TASK OBJECTIVE.
Return each line of the listing below, unchanged, and omit the images.

EXERCISE MATERIALS.
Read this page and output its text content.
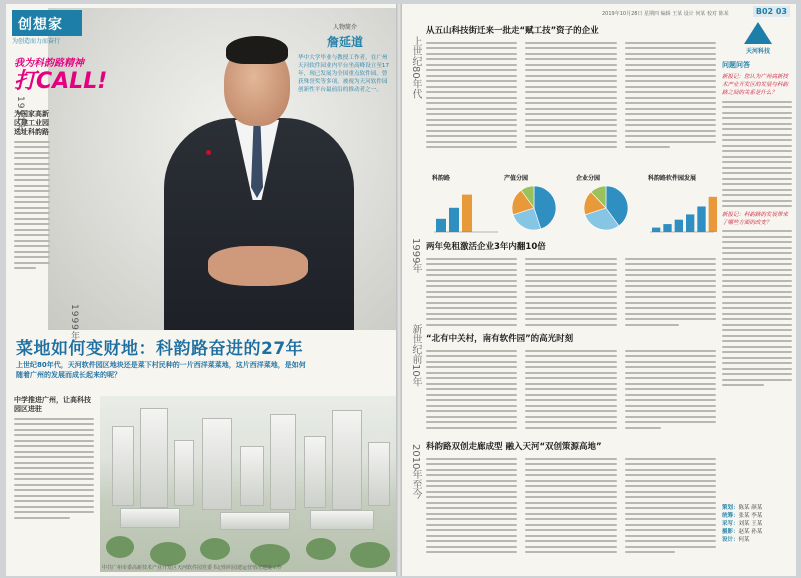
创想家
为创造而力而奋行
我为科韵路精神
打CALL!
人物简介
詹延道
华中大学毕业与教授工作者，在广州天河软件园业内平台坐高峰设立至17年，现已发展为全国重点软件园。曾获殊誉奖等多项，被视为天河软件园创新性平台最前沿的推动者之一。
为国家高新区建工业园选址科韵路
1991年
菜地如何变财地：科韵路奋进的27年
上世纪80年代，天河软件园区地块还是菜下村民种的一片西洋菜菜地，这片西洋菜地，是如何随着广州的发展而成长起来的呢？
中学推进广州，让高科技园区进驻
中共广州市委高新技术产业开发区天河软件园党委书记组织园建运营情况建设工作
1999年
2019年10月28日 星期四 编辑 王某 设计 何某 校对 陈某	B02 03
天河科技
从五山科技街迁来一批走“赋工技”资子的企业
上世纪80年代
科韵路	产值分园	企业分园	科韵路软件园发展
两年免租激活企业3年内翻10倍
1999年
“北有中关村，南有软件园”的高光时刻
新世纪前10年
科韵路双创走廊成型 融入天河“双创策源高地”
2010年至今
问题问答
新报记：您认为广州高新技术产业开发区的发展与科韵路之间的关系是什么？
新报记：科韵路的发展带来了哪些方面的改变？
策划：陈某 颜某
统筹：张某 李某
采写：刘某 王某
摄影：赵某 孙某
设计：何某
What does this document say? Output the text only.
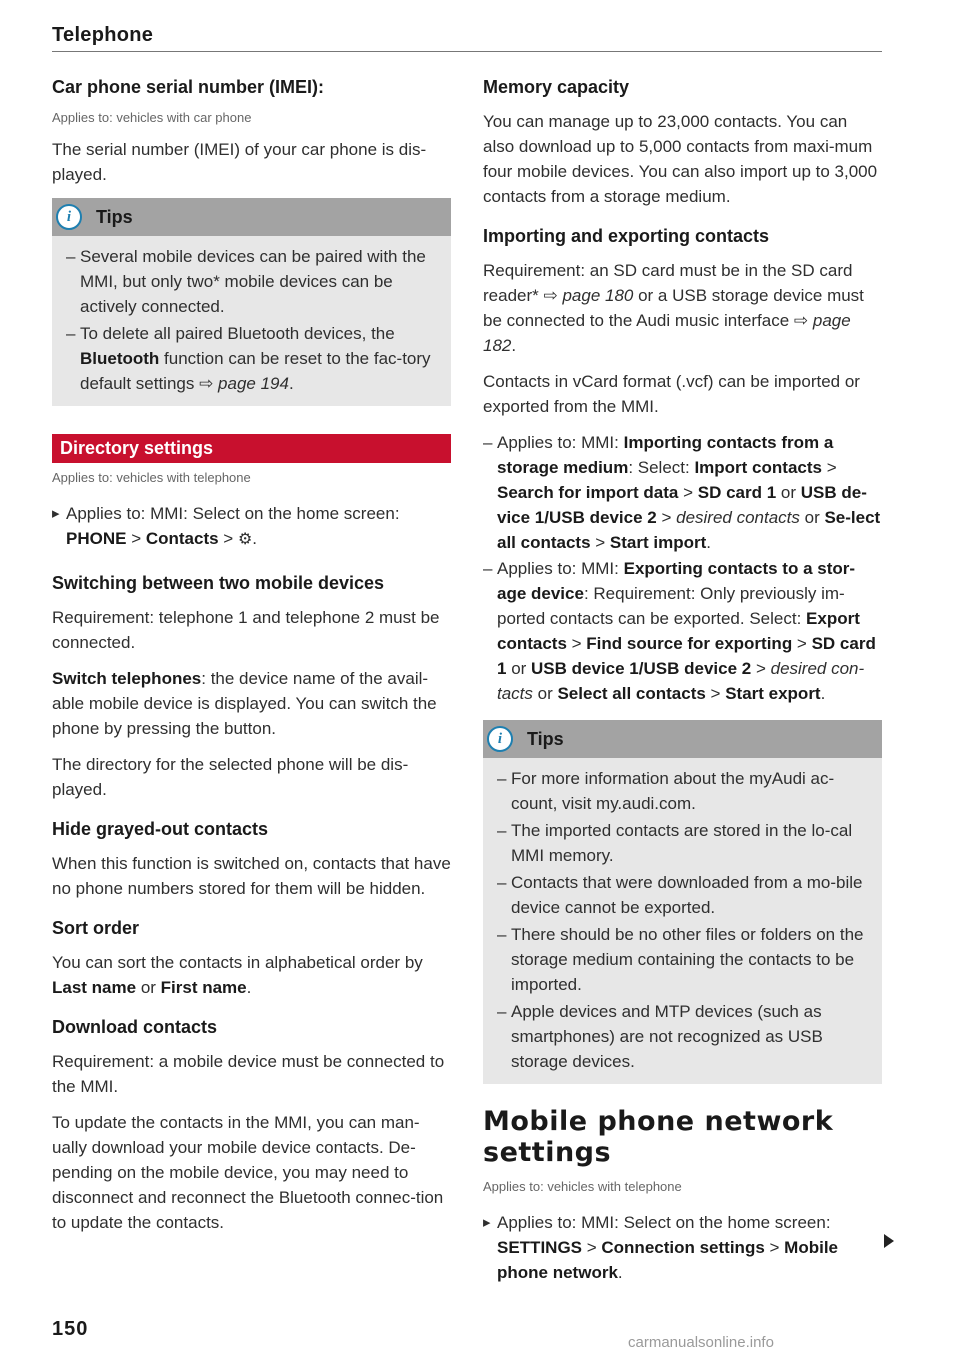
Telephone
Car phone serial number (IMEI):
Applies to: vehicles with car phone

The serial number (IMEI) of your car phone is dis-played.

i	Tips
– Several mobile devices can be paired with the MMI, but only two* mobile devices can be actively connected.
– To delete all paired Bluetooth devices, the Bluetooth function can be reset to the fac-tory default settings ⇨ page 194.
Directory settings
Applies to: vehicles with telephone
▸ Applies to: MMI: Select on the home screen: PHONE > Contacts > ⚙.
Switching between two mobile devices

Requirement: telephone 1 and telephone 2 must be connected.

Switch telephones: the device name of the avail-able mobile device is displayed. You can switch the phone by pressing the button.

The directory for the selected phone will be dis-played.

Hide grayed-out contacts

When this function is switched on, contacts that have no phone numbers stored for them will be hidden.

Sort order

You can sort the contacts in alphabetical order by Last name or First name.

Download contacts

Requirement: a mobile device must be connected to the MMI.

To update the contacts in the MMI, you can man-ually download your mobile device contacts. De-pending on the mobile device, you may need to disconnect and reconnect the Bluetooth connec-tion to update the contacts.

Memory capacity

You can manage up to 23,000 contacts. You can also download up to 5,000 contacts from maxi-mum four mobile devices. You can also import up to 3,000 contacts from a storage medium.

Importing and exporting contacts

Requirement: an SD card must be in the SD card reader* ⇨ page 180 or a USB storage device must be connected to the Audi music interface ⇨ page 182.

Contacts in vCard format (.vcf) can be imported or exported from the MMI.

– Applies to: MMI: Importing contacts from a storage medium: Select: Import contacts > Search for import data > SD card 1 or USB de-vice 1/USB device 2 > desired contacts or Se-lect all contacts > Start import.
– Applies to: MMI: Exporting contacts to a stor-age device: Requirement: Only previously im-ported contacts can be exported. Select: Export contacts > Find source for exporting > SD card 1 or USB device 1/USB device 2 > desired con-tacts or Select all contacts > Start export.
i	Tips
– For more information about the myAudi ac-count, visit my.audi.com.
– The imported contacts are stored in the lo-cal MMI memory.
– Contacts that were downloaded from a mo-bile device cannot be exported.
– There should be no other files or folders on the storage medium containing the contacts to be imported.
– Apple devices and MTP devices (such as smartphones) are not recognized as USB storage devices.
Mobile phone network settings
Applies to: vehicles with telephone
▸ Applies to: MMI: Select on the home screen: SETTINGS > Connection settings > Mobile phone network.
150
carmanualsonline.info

COMPLETED TASK.
Read this page and output its text content.
创想家
为创造而力而奋行
我为科韵路精神
打CALL!
人物简介
詹延道
华中大学毕业与教授工作者，在广州天河软件园业内平台坐高峰设立至17年，现已发展为全国重点软件园。曾获殊誉奖等多项，被视为天河软件园创新性平台最前沿的推动者之一。
为国家高新区建工业园选址科韵路
1991年
菜地如何变财地：科韵路奋进的27年
上世纪80年代，天河软件园区地块还是菜下村民种的一片西洋菜菜地，这片西洋菜地，是如何随着广州的发展而成长起来的呢？
中学推进广州，让高科技园区进驻
中共广州市委高新技术产业开发区天河软件园党委书记组织园建运营情况建设工作
1999年
2019年10月28日 星期四 编辑 王某 设计 何某 校对 陈某	B02 03
天河科技
从五山科技街迁来一批走“赋工技”资子的企业
上世纪80年代
科韵路	产值分园	企业分园	科韵路软件园发展
两年免租激活企业3年内翻10倍
1999年
“北有中关村，南有软件园”的高光时刻
新世纪前10年
科韵路双创走廊成型 融入天河“双创策源高地”
2010年至今
问题问答
新报记：您认为广州高新技术产业开发区的发展与科韵路之间的关系是什么？
新报记：科韵路的发展带来了哪些方面的改变？
策划：陈某 颜某
统筹：张某 李某
采写：刘某 王某
摄影：赵某 孙某
设计：何某
What does this document say? Output the text only.
Telephone
Car phone serial number (IMEI):
Applies to: vehicles with car phone

The serial number (IMEI) of your car phone is dis-played.

i	Tips
– Several mobile devices can be paired with the MMI, but only two* mobile devices can be actively connected.
– To delete all paired Bluetooth devices, the Bluetooth function can be reset to the fac-tory default settings ⇨ page 194.
Directory settings
Applies to: vehicles with telephone
▸ Applies to: MMI: Select on the home screen: PHONE > Contacts > ⚙.
Switching between two mobile devices

Requirement: telephone 1 and telephone 2 must be connected.

Switch telephones: the device name of the avail-able mobile device is displayed. You can switch the phone by pressing the button.

The directory for the selected phone will be dis-played.

Hide grayed-out contacts

When this function is switched on, contacts that have no phone numbers stored for them will be hidden.

Sort order

You can sort the contacts in alphabetical order by Last name or First name.

Download contacts

Requirement: a mobile device must be connected to the MMI.

To update the contacts in the MMI, you can man-ually download your mobile device contacts. De-pending on the mobile device, you may need to disconnect and reconnect the Bluetooth connec-tion to update the contacts.

Memory capacity

You can manage up to 23,000 contacts. You can also download up to 5,000 contacts from maxi-mum four mobile devices. You can also import up to 3,000 contacts from a storage medium.

Importing and exporting contacts

Requirement: an SD card must be in the SD card reader* ⇨ page 180 or a USB storage device must be connected to the Audi music interface ⇨ page 182.

Contacts in vCard format (.vcf) can be imported or exported from the MMI.

– Applies to: MMI: Importing contacts from a storage medium: Select: Import contacts > Search for import data > SD card 1 or USB de-vice 1/USB device 2 > desired contacts or Se-lect all contacts > Start import.
– Applies to: MMI: Exporting contacts to a stor-age device: Requirement: Only previously im-ported contacts can be exported. Select: Export contacts > Find source for exporting > SD card 1 or USB device 1/USB device 2 > desired con-tacts or Select all contacts > Start export.
i	Tips
– For more information about the myAudi ac-count, visit my.audi.com.
– The imported contacts are stored in the lo-cal MMI memory.
– Contacts that were downloaded from a mo-bile device cannot be exported.
– There should be no other files or folders on the storage medium containing the contacts to be imported.
– Apple devices and MTP devices (such as smartphones) are not recognized as USB storage devices.
Mobile phone network settings
Applies to: vehicles with telephone
▸ Applies to: MMI: Select on the home screen: SETTINGS > Connection settings > Mobile phone network.
150
carmanualsonline.info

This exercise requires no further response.